Work out the number of lines containing "JSON". Give that number alone.

### Stored data
# # # # #
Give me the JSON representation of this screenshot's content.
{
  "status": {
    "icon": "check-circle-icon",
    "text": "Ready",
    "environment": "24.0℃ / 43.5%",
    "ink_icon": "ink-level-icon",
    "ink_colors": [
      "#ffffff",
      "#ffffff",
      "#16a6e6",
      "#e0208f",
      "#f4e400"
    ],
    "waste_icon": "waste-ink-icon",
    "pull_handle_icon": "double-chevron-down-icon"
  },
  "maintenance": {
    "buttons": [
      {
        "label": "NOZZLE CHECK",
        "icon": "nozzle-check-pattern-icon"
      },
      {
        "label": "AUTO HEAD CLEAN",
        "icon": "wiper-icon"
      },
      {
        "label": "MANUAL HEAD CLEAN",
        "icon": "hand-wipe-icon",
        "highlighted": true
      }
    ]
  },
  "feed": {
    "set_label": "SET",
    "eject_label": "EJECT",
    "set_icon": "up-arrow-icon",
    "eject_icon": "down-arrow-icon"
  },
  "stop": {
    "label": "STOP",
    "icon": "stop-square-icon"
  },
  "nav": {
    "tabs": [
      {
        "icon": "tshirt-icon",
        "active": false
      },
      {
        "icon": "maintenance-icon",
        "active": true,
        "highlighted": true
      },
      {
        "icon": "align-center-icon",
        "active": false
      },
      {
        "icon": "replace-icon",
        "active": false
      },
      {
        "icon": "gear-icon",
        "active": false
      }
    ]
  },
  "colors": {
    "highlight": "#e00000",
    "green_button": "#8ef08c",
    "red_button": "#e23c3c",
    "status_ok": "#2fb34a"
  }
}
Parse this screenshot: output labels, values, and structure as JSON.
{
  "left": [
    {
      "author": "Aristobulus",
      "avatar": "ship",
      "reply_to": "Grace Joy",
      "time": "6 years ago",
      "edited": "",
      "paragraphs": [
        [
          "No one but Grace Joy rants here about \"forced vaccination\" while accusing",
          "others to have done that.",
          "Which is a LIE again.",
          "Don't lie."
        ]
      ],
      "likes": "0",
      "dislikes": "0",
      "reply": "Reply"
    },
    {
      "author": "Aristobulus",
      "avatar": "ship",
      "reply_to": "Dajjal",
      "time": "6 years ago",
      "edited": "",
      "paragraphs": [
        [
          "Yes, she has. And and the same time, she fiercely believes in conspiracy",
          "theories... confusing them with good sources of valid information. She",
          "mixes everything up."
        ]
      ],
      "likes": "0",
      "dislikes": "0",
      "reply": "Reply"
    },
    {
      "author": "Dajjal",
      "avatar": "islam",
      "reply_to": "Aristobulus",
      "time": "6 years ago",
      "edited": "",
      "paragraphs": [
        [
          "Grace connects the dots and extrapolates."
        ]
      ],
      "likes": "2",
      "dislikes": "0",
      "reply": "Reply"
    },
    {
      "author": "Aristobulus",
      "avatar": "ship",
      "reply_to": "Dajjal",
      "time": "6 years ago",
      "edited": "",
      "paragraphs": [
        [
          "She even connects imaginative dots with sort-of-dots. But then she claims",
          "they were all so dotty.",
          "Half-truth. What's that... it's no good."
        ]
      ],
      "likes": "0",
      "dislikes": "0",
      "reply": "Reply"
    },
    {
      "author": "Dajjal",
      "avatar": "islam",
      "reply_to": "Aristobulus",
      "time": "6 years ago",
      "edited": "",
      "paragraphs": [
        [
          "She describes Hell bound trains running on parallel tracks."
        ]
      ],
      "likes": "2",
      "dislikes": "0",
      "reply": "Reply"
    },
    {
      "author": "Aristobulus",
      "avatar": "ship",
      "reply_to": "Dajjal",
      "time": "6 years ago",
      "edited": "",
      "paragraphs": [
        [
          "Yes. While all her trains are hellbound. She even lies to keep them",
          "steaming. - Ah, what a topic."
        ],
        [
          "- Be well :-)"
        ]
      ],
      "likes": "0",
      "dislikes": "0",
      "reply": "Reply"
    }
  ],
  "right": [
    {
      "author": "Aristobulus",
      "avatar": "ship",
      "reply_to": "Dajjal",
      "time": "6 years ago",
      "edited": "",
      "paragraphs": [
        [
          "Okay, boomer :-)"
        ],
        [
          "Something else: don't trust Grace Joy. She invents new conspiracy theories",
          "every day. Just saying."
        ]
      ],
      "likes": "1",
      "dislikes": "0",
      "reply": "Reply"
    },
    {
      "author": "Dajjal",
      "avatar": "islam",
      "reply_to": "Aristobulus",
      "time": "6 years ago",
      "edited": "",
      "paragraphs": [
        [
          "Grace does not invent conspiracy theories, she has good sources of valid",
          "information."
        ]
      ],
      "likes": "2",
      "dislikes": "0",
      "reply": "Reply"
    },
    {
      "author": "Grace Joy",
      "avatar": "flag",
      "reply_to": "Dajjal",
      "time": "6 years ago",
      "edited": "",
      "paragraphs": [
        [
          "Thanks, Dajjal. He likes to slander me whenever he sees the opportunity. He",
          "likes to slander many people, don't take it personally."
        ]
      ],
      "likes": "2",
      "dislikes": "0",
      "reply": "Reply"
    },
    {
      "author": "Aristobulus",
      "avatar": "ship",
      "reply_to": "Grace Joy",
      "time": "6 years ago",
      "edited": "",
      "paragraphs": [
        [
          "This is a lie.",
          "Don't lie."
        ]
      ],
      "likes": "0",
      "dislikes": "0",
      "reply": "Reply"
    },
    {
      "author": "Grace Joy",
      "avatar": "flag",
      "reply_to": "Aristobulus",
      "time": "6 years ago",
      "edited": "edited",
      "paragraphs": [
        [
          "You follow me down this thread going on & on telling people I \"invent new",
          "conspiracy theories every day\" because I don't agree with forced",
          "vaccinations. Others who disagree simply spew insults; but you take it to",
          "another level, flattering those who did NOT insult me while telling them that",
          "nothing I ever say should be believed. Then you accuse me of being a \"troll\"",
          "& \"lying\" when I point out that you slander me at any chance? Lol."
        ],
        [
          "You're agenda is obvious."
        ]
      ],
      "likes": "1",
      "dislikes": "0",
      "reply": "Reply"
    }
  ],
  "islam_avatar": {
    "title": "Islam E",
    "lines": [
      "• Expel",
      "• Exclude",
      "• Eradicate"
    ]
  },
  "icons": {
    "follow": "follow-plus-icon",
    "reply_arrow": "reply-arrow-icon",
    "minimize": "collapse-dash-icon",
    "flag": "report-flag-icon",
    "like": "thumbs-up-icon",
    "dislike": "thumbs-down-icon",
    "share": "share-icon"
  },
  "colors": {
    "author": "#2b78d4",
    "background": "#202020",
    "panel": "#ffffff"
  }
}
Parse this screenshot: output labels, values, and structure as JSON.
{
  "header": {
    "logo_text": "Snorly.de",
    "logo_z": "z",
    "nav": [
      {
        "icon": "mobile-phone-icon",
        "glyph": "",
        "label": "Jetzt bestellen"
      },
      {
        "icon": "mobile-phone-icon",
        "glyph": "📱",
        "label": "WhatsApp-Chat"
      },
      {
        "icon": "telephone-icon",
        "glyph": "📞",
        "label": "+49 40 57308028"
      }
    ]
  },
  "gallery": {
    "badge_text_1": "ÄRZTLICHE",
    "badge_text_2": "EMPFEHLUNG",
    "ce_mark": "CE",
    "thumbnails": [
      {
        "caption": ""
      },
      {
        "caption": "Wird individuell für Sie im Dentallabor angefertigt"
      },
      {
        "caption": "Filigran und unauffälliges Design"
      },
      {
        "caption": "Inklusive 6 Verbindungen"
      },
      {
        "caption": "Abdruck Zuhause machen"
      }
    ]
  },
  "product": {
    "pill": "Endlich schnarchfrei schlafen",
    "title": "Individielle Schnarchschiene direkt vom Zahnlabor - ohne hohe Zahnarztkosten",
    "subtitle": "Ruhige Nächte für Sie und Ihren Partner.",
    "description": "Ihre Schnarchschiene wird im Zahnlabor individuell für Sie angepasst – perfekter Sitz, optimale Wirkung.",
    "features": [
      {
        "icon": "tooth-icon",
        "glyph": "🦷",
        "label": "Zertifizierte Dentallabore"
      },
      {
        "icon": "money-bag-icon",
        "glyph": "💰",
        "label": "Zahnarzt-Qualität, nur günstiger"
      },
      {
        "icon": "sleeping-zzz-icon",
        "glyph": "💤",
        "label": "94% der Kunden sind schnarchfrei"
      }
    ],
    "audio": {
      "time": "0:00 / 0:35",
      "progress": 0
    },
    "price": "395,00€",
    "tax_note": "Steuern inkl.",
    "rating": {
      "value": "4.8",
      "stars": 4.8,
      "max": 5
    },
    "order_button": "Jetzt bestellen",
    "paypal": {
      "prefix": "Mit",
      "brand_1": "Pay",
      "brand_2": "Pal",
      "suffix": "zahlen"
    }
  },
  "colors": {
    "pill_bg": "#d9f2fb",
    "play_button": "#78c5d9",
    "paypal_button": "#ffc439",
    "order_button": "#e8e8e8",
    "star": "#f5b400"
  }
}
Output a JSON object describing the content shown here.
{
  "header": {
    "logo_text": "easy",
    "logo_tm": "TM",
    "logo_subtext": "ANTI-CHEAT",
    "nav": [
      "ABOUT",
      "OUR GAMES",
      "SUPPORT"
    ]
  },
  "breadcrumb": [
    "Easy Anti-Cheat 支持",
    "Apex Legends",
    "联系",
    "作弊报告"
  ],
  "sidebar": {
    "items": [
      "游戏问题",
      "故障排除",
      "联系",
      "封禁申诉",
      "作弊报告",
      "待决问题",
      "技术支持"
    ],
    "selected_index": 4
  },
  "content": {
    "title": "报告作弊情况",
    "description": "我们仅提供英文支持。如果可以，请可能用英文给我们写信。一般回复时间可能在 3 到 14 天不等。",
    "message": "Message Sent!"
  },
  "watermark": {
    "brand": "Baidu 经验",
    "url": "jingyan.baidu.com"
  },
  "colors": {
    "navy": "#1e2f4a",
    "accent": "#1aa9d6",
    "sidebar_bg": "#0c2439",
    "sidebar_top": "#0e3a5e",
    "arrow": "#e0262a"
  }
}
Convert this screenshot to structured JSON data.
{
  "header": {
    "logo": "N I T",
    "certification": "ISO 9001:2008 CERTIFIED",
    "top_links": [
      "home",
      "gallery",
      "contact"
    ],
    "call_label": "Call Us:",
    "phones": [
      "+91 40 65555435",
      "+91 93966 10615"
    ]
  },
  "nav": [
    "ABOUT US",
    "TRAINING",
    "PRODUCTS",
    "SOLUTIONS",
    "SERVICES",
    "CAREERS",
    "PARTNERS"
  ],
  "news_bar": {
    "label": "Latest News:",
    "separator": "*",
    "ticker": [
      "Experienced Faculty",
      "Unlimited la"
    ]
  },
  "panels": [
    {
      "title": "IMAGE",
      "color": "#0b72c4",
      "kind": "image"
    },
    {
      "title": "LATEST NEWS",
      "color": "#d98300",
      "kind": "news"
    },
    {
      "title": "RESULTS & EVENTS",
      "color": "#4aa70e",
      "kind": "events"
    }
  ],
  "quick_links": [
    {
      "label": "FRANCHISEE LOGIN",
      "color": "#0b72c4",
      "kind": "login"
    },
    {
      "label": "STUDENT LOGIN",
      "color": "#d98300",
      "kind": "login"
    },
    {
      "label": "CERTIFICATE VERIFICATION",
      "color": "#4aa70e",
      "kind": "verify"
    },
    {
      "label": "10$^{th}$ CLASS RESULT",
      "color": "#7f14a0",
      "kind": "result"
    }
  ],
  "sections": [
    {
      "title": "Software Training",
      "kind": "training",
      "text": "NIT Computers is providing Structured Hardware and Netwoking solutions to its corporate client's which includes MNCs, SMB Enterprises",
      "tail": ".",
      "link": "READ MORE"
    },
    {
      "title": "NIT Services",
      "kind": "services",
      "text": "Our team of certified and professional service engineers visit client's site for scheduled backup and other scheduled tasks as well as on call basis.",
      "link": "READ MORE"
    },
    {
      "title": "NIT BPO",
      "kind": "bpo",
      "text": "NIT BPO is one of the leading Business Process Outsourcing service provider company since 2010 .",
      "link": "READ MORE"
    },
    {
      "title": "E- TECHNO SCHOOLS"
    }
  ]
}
# # # # #
### TASK OUTPUT
5